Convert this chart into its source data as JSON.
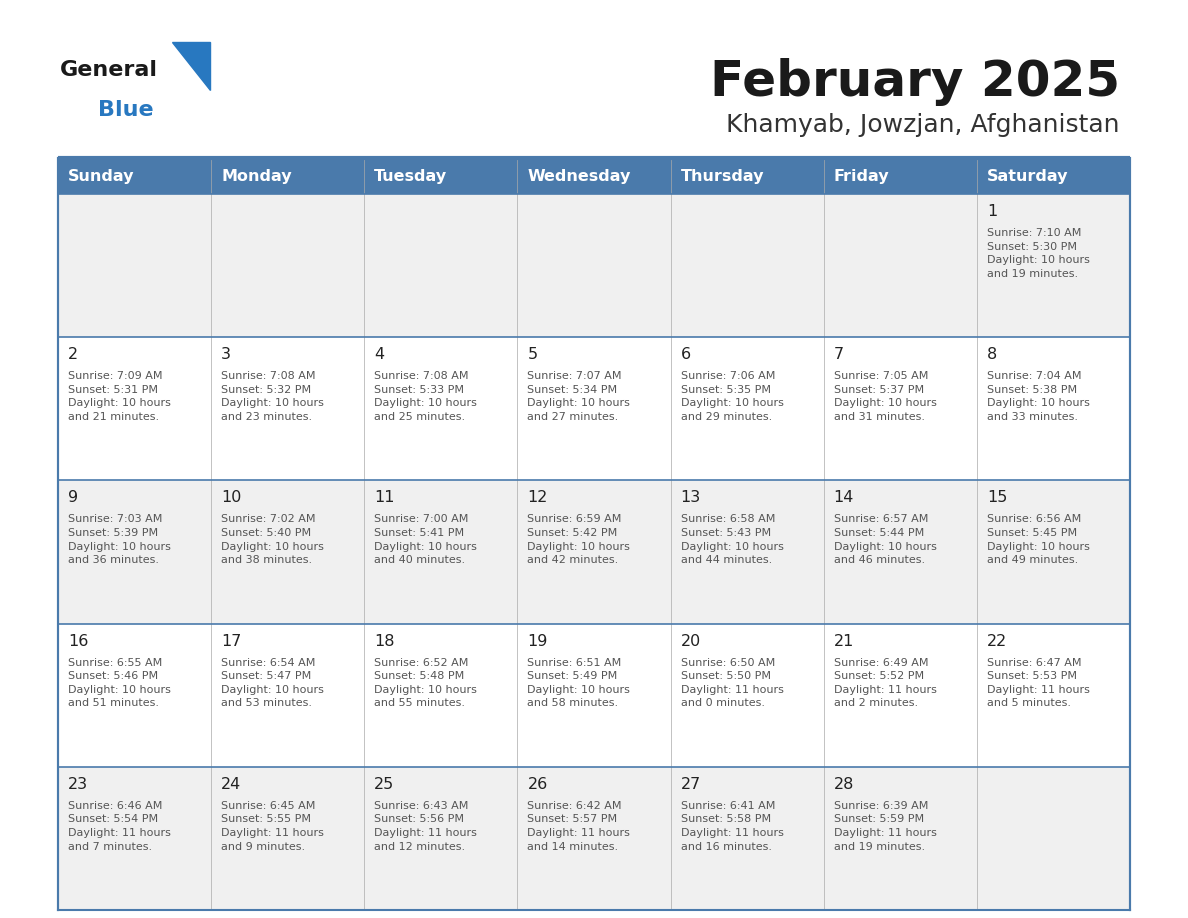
{
  "title": "February 2025",
  "subtitle": "Khamyab, Jowzjan, Afghanistan",
  "days_of_week": [
    "Sunday",
    "Monday",
    "Tuesday",
    "Wednesday",
    "Thursday",
    "Friday",
    "Saturday"
  ],
  "header_bg": "#4a7aab",
  "header_text": "#ffffff",
  "row0_bg": "#f0f0f0",
  "row1_bg": "#ffffff",
  "separator_color": "#4a7aab",
  "grid_color": "#aaaaaa",
  "day_num_color": "#222222",
  "info_color": "#555555",
  "title_color": "#1a1a1a",
  "subtitle_color": "#333333",
  "logo_general_color": "#1a1a1a",
  "logo_blue_color": "#2878c0",
  "logo_triangle_color": "#2878c0",
  "calendar_data": [
    [
      {
        "day": "",
        "info": ""
      },
      {
        "day": "",
        "info": ""
      },
      {
        "day": "",
        "info": ""
      },
      {
        "day": "",
        "info": ""
      },
      {
        "day": "",
        "info": ""
      },
      {
        "day": "",
        "info": ""
      },
      {
        "day": "1",
        "info": "Sunrise: 7:10 AM\nSunset: 5:30 PM\nDaylight: 10 hours\nand 19 minutes."
      }
    ],
    [
      {
        "day": "2",
        "info": "Sunrise: 7:09 AM\nSunset: 5:31 PM\nDaylight: 10 hours\nand 21 minutes."
      },
      {
        "day": "3",
        "info": "Sunrise: 7:08 AM\nSunset: 5:32 PM\nDaylight: 10 hours\nand 23 minutes."
      },
      {
        "day": "4",
        "info": "Sunrise: 7:08 AM\nSunset: 5:33 PM\nDaylight: 10 hours\nand 25 minutes."
      },
      {
        "day": "5",
        "info": "Sunrise: 7:07 AM\nSunset: 5:34 PM\nDaylight: 10 hours\nand 27 minutes."
      },
      {
        "day": "6",
        "info": "Sunrise: 7:06 AM\nSunset: 5:35 PM\nDaylight: 10 hours\nand 29 minutes."
      },
      {
        "day": "7",
        "info": "Sunrise: 7:05 AM\nSunset: 5:37 PM\nDaylight: 10 hours\nand 31 minutes."
      },
      {
        "day": "8",
        "info": "Sunrise: 7:04 AM\nSunset: 5:38 PM\nDaylight: 10 hours\nand 33 minutes."
      }
    ],
    [
      {
        "day": "9",
        "info": "Sunrise: 7:03 AM\nSunset: 5:39 PM\nDaylight: 10 hours\nand 36 minutes."
      },
      {
        "day": "10",
        "info": "Sunrise: 7:02 AM\nSunset: 5:40 PM\nDaylight: 10 hours\nand 38 minutes."
      },
      {
        "day": "11",
        "info": "Sunrise: 7:00 AM\nSunset: 5:41 PM\nDaylight: 10 hours\nand 40 minutes."
      },
      {
        "day": "12",
        "info": "Sunrise: 6:59 AM\nSunset: 5:42 PM\nDaylight: 10 hours\nand 42 minutes."
      },
      {
        "day": "13",
        "info": "Sunrise: 6:58 AM\nSunset: 5:43 PM\nDaylight: 10 hours\nand 44 minutes."
      },
      {
        "day": "14",
        "info": "Sunrise: 6:57 AM\nSunset: 5:44 PM\nDaylight: 10 hours\nand 46 minutes."
      },
      {
        "day": "15",
        "info": "Sunrise: 6:56 AM\nSunset: 5:45 PM\nDaylight: 10 hours\nand 49 minutes."
      }
    ],
    [
      {
        "day": "16",
        "info": "Sunrise: 6:55 AM\nSunset: 5:46 PM\nDaylight: 10 hours\nand 51 minutes."
      },
      {
        "day": "17",
        "info": "Sunrise: 6:54 AM\nSunset: 5:47 PM\nDaylight: 10 hours\nand 53 minutes."
      },
      {
        "day": "18",
        "info": "Sunrise: 6:52 AM\nSunset: 5:48 PM\nDaylight: 10 hours\nand 55 minutes."
      },
      {
        "day": "19",
        "info": "Sunrise: 6:51 AM\nSunset: 5:49 PM\nDaylight: 10 hours\nand 58 minutes."
      },
      {
        "day": "20",
        "info": "Sunrise: 6:50 AM\nSunset: 5:50 PM\nDaylight: 11 hours\nand 0 minutes."
      },
      {
        "day": "21",
        "info": "Sunrise: 6:49 AM\nSunset: 5:52 PM\nDaylight: 11 hours\nand 2 minutes."
      },
      {
        "day": "22",
        "info": "Sunrise: 6:47 AM\nSunset: 5:53 PM\nDaylight: 11 hours\nand 5 minutes."
      }
    ],
    [
      {
        "day": "23",
        "info": "Sunrise: 6:46 AM\nSunset: 5:54 PM\nDaylight: 11 hours\nand 7 minutes."
      },
      {
        "day": "24",
        "info": "Sunrise: 6:45 AM\nSunset: 5:55 PM\nDaylight: 11 hours\nand 9 minutes."
      },
      {
        "day": "25",
        "info": "Sunrise: 6:43 AM\nSunset: 5:56 PM\nDaylight: 11 hours\nand 12 minutes."
      },
      {
        "day": "26",
        "info": "Sunrise: 6:42 AM\nSunset: 5:57 PM\nDaylight: 11 hours\nand 14 minutes."
      },
      {
        "day": "27",
        "info": "Sunrise: 6:41 AM\nSunset: 5:58 PM\nDaylight: 11 hours\nand 16 minutes."
      },
      {
        "day": "28",
        "info": "Sunrise: 6:39 AM\nSunset: 5:59 PM\nDaylight: 11 hours\nand 19 minutes."
      },
      {
        "day": "",
        "info": ""
      }
    ]
  ]
}
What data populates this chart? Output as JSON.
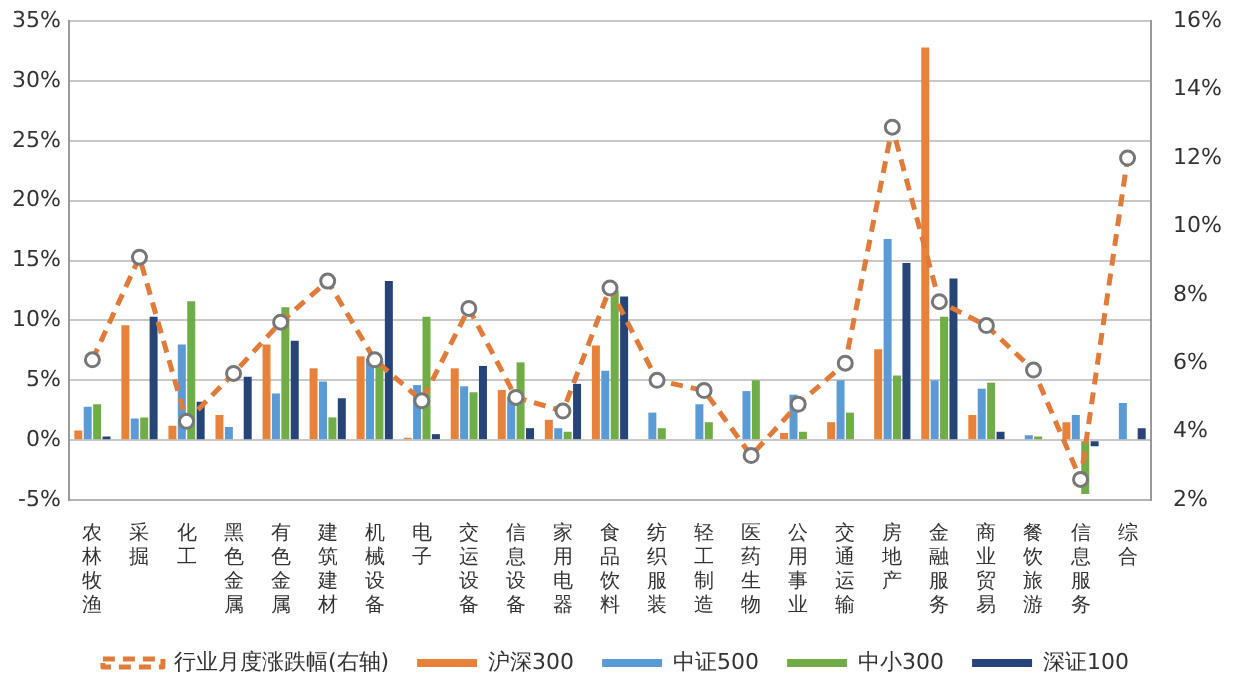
{
  "chart_data": {
    "type": "bar",
    "categories": [
      "农林牧渔",
      "采掘",
      "化工",
      "黑色金属",
      "有色金属",
      "建筑建材",
      "机械设备",
      "电子",
      "交运设备",
      "信息设备",
      "家用电器",
      "食品饮料",
      "纺织服装",
      "轻工制造",
      "医药生物",
      "公用事业",
      "交通运输",
      "房地产",
      "金融服务",
      "商业贸易",
      "餐饮旅游",
      "信息服务",
      "综合"
    ],
    "series": [
      {
        "name": "沪深300",
        "color": "#e8823a",
        "values": [
          0.8,
          9.6,
          1.2,
          2.1,
          8.0,
          6.0,
          7.0,
          0.2,
          6.0,
          4.2,
          1.7,
          7.9,
          0,
          0,
          0,
          0.6,
          1.5,
          7.6,
          32.8,
          2.1,
          0,
          1.5,
          null
        ]
      },
      {
        "name": "中证500",
        "color": "#5b9bd5",
        "values": [
          2.8,
          1.8,
          8.0,
          1.1,
          3.9,
          4.9,
          6.8,
          4.6,
          4.5,
          3.6,
          1.0,
          5.8,
          2.3,
          3.0,
          4.1,
          3.8,
          5.0,
          16.8,
          5.0,
          4.3,
          0.4,
          2.1,
          3.1
        ]
      },
      {
        "name": "中小300",
        "color": "#70ad47",
        "values": [
          3.0,
          1.9,
          11.6,
          0,
          11.1,
          1.9,
          6.6,
          10.3,
          4.0,
          6.5,
          0.7,
          12.5,
          1.0,
          1.5,
          5.0,
          0.7,
          2.3,
          5.4,
          10.3,
          4.8,
          0.3,
          -4.5,
          0
        ]
      },
      {
        "name": "深证100",
        "color": "#264478",
        "values": [
          0.3,
          10.3,
          3.2,
          5.3,
          8.3,
          3.5,
          13.3,
          0.5,
          6.2,
          1.0,
          4.7,
          12.0,
          0,
          0,
          0,
          0,
          0,
          14.8,
          13.5,
          0.7,
          0,
          -0.5,
          1.0
        ]
      },
      {
        "name": "行业月度涨跌幅(右轴)",
        "type": "line",
        "axis": "y2",
        "color": "#e07b39",
        "line_style": "dashed",
        "marker": "circle",
        "values": [
          6.1,
          9.1,
          4.3,
          5.7,
          7.2,
          8.4,
          6.1,
          4.9,
          7.6,
          5.0,
          4.6,
          8.2,
          5.5,
          5.2,
          3.3,
          4.8,
          6.0,
          12.9,
          7.8,
          7.1,
          5.8,
          2.6,
          12.0
        ]
      }
    ],
    "ylim": [
      -5,
      35
    ],
    "yticks": [
      {
        "value": -5,
        "label": "-5%"
      },
      {
        "value": 0,
        "label": "0%"
      },
      {
        "value": 5,
        "label": "5%"
      },
      {
        "value": 10,
        "label": "10%"
      },
      {
        "value": 15,
        "label": "15%"
      },
      {
        "value": 20,
        "label": "20%"
      },
      {
        "value": 25,
        "label": "25%"
      },
      {
        "value": 30,
        "label": "30%"
      },
      {
        "value": 35,
        "label": "35%"
      }
    ],
    "y2lim": [
      2,
      16
    ],
    "y2ticks": [
      {
        "value": 2,
        "label": "2%"
      },
      {
        "value": 4,
        "label": "4%"
      },
      {
        "value": 6,
        "label": "6%"
      },
      {
        "value": 8,
        "label": "8%"
      },
      {
        "value": 10,
        "label": "10%"
      },
      {
        "value": 12,
        "label": "12%"
      },
      {
        "value": 14,
        "label": "14%"
      },
      {
        "value": 16,
        "label": "16%"
      }
    ],
    "grid": "y",
    "legend": "bottom"
  }
}
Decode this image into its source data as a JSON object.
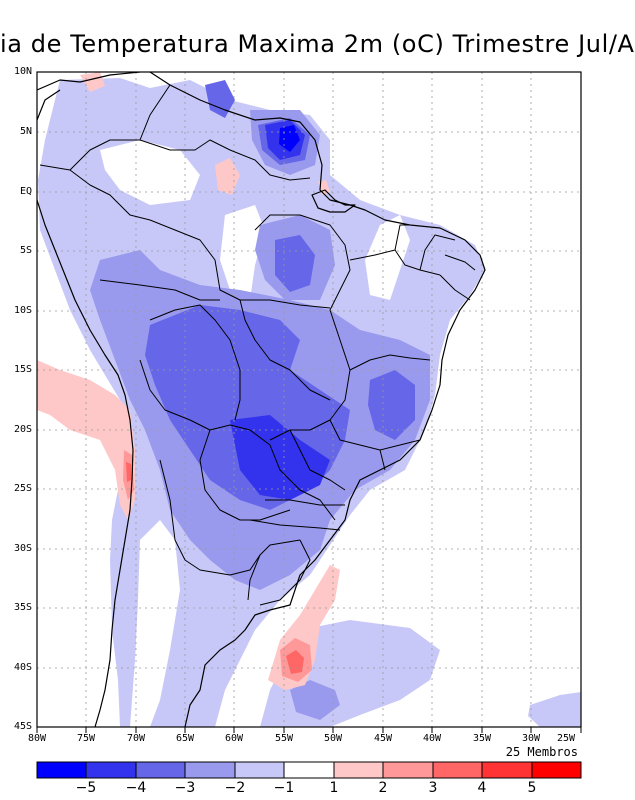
{
  "title": "ia de Temperatura Maxima 2m (oC) Trimestre Jul/A",
  "lat_labels": [
    "10N",
    "5N",
    "EQ",
    "5S",
    "10S",
    "15S",
    "20S",
    "25S",
    "30S",
    "35S",
    "40S",
    "45S"
  ],
  "lon_labels": [
    "80W",
    "75W",
    "70W",
    "65W",
    "60W",
    "55W",
    "50W",
    "45W",
    "40W",
    "35W",
    "30W",
    "25W"
  ],
  "members_label": "25 Membros",
  "colorbar": {
    "labels": [
      "−5",
      "−4",
      "−3",
      "−2",
      "−1",
      "1",
      "2",
      "3",
      "4",
      "5"
    ],
    "colors": [
      "#0000ff",
      "#3333ee",
      "#6666e8",
      "#9999ee",
      "#c8c8f8",
      "#ffffff",
      "#ffc8c8",
      "#ff9999",
      "#ff6666",
      "#ff3333",
      "#ff0000"
    ]
  },
  "palette": {
    "blue1": "#c8c8f8",
    "blue2": "#9999ee",
    "blue3": "#6666e8",
    "blue4": "#3333ee",
    "blue5": "#0000ff",
    "red1": "#ffc8c8",
    "red2": "#ff9999",
    "red3": "#ff6666"
  }
}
━━━━━━━━━━
◆ Do this ◆
Show every line that contains the word "source".

◆ Response to this task ◆
Convert this chart into its source data as JSON.
Decode this image into its source data as a JSON object.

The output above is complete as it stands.